WHAT YOU ARE ASKED TO DO
Without including any images, repeat the data exactly.

------ DATA EXTRACT ------

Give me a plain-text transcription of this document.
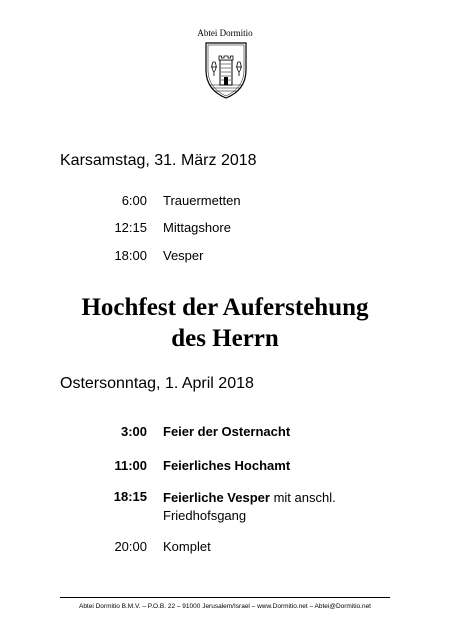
Abtei Dormitio
Karsamstag, 31. März 2018
6:00 Trauermetten
12:15 Mittagshore
18:00 Vesper
Hochfest der Auferstehung
des Herrn
Ostersonntag, 1. April 2018
3:00 Feier der Osternacht
11:00 Feierliches Hochamt
18:15 Feierliche Vesper mit anschl.
Friedhofsgang
20:00 Komplet
Abtei Dormitio B.M.V. – P.O.B. 22 – 91000 Jerusalem/Israel – www.Dormitio.net – Abtei@Dormitio.net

------

EXERCISE SOLUTION
Give me a plain-text transcription of this document.
Abtei Dormitio
Karsamstag, 31. März 2018
6:00 Trauermetten
12:15 Mittagshore
18:00 Vesper
Hochfest der Auferstehung
des Herrn
Ostersonntag, 1. April 2018
3:00 Feier der Osternacht
11:00 Feierliches Hochamt
18:15 Feierliche Vesper mit anschl.
Friedhofsgang
20:00 Komplet
Abtei Dormitio B.M.V. – P.O.B. 22 – 91000 Jerusalem/Israel – www.Dormitio.net – Abtei@Dormitio.net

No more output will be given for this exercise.